• _PROMPT_: Extract the lines that carry the string "الساعة" from the listing.

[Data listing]
● ● ● ● ● ● ●

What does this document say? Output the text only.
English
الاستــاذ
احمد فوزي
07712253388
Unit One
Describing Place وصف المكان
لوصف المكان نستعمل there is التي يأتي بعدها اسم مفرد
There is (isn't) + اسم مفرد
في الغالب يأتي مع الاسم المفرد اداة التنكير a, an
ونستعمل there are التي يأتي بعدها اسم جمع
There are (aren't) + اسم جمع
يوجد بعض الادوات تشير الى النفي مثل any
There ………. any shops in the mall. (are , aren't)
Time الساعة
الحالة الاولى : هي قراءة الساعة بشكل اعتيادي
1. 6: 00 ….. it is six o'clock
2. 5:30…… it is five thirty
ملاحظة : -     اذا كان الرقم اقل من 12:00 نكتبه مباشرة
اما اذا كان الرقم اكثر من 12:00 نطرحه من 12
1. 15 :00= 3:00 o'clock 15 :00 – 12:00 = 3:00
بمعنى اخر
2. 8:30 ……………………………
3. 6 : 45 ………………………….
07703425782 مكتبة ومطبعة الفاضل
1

● ● ● ● ● ● ●

• _OUTPUT FOR THIS TASK_:
Time الساعة
الحالة الاولى : هي قراءة الساعة بشكل اعتيادي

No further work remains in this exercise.